DIRECTIONS
Leaving out all images, write out the records that follow exactly.

** start of INFORMATION GIVEN **

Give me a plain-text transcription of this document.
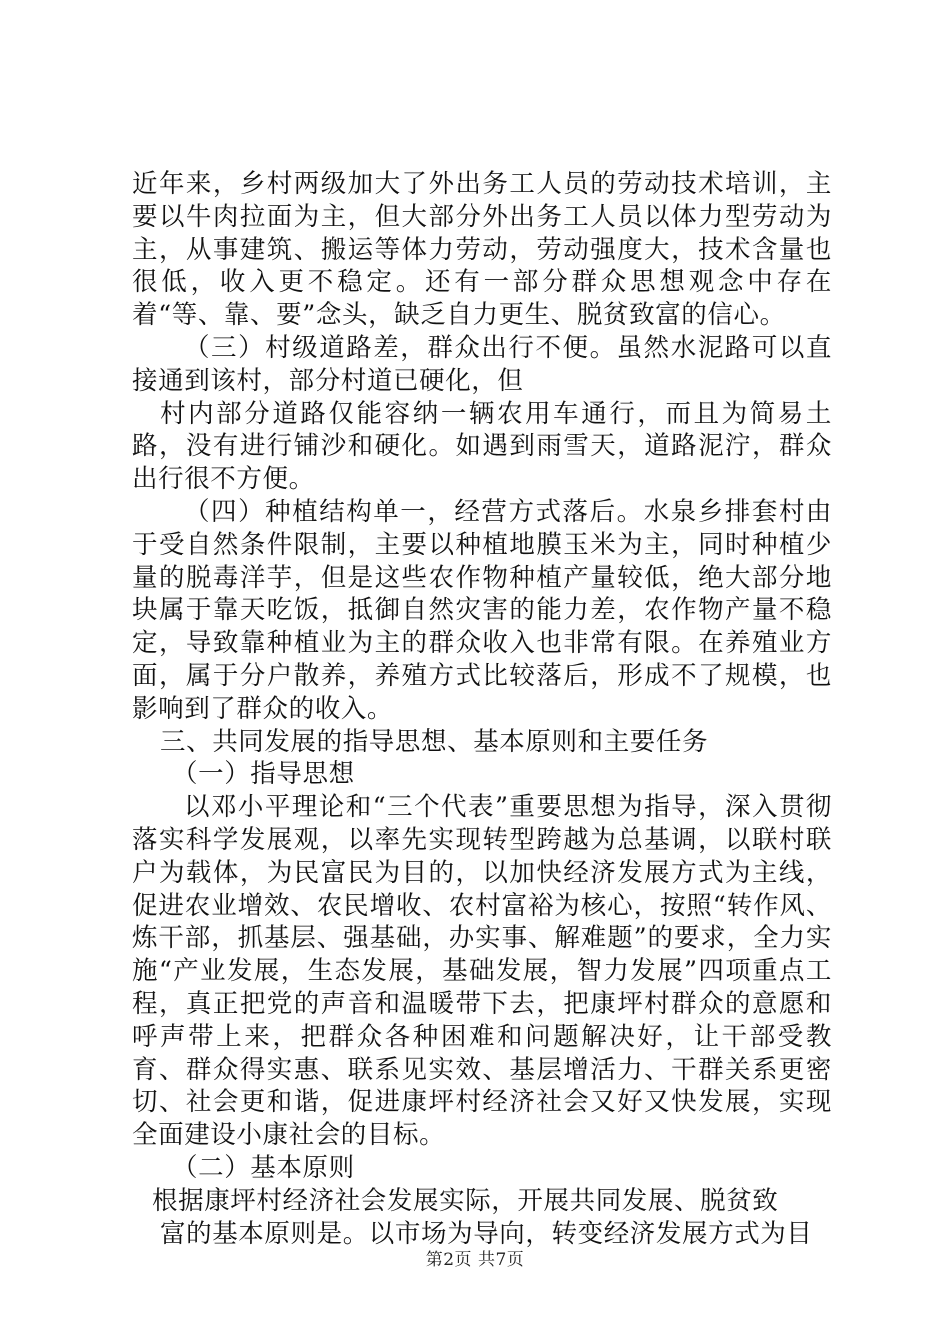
近年来，乡村两级加大了外出务工人员的劳动技术培训，主要以牛肉拉面为主，但大部分外出务工人员以体力型劳动为主，从事建筑、搬运等体力劳动，劳动强度大，技术含量也很低，收入更不稳定。还有一部分群众思想观念中存在着“等、靠、要”念头，缺乏自力更生、脱贫致富的信心。

（三）村级道路差，群众出行不便。虽然水泥路可以直接通到该村，部分村道已硬化，但

村内部分道路仅能容纳一辆农用车通行，而且为简易土路，没有进行铺沙和硬化。如遇到雨雪天，道路泥泞，群众出行很不方便。

（四）种植结构单一，经营方式落后。水泉乡排套村由于受自然条件限制，主要以种植地膜玉米为主，同时种植少量的脱毒洋芋，但是这些农作物种植产量较低，绝大部分地块属于靠天吃饭，抵御自然灾害的能力差，农作物产量不稳定，导致靠种植业为主的群众收入也非常有限。在养殖业方面，属于分户散养，养殖方式比较落后，形成不了规模，也影响到了群众的收入。

三、共同发展的指导思想、基本原则和主要任务

（一）指导思想

以邓小平理论和“三个代表”重要思想为指导，深入贯彻落实科学发展观，以率先实现转型跨越为总基调，以联村联户为载体，为民富民为目的，以加快经济发展方式为主线，促进农业增效、农民增收、农村富裕为核心，按照“转作风、炼干部，抓基层、强基础，办实事、解难题”的要求，全力实施“产业发展，生态发展，基础发展，智力发展”四项重点工程，真正把党的声音和温暖带下去，把康坪村群众的意愿和呼声带上来，把群众各种困难和问题解决好，让干部受教育、群众得实惠、联系见实效、基层增活力、干群关系更密切、社会更和谐，促进康坪村经济社会又好又快发展，实现全面建设小康社会的目标。

（二）基本原则

根据康坪村经济社会发展实际，开展共同发展、脱贫致

富的基本原则是。以市场为导向，转变经济发展方式为目

第2页 共7页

** end of INFORMATION GIVEN **

EXPECTED ANSWER
Give me a plain-text transcription of this document.
近年来，乡村两级加大了外出务工人员的劳动技术培训，主要以牛肉拉面为主，但大部分外出务工人员以体力型劳动为主，从事建筑、搬运等体力劳动，劳动强度大，技术含量也很低，收入更不稳定。还有一部分群众思想观念中存在着“等、靠、要”念头，缺乏自力更生、脱贫致富的信心。

（三）村级道路差，群众出行不便。虽然水泥路可以直接通到该村，部分村道已硬化，但

村内部分道路仅能容纳一辆农用车通行，而且为简易土路，没有进行铺沙和硬化。如遇到雨雪天，道路泥泞，群众出行很不方便。

（四）种植结构单一，经营方式落后。水泉乡排套村由于受自然条件限制，主要以种植地膜玉米为主，同时种植少量的脱毒洋芋，但是这些农作物种植产量较低，绝大部分地块属于靠天吃饭，抵御自然灾害的能力差，农作物产量不稳定，导致靠种植业为主的群众收入也非常有限。在养殖业方面，属于分户散养，养殖方式比较落后，形成不了规模，也影响到了群众的收入。

三、共同发展的指导思想、基本原则和主要任务

（一）指导思想

以邓小平理论和“三个代表”重要思想为指导，深入贯彻落实科学发展观，以率先实现转型跨越为总基调，以联村联户为载体，为民富民为目的，以加快经济发展方式为主线，促进农业增效、农民增收、农村富裕为核心，按照“转作风、炼干部，抓基层、强基础，办实事、解难题”的要求，全力实施“产业发展，生态发展，基础发展，智力发展”四项重点工程，真正把党的声音和温暖带下去，把康坪村群众的意愿和呼声带上来，把群众各种困难和问题解决好，让干部受教育、群众得实惠、联系见实效、基层增活力、干群关系更密切、社会更和谐，促进康坪村经济社会又好又快发展，实现全面建设小康社会的目标。

（二）基本原则

根据康坪村经济社会发展实际，开展共同发展、脱贫致

富的基本原则是。以市场为导向，转变经济发展方式为目

第2页 共7页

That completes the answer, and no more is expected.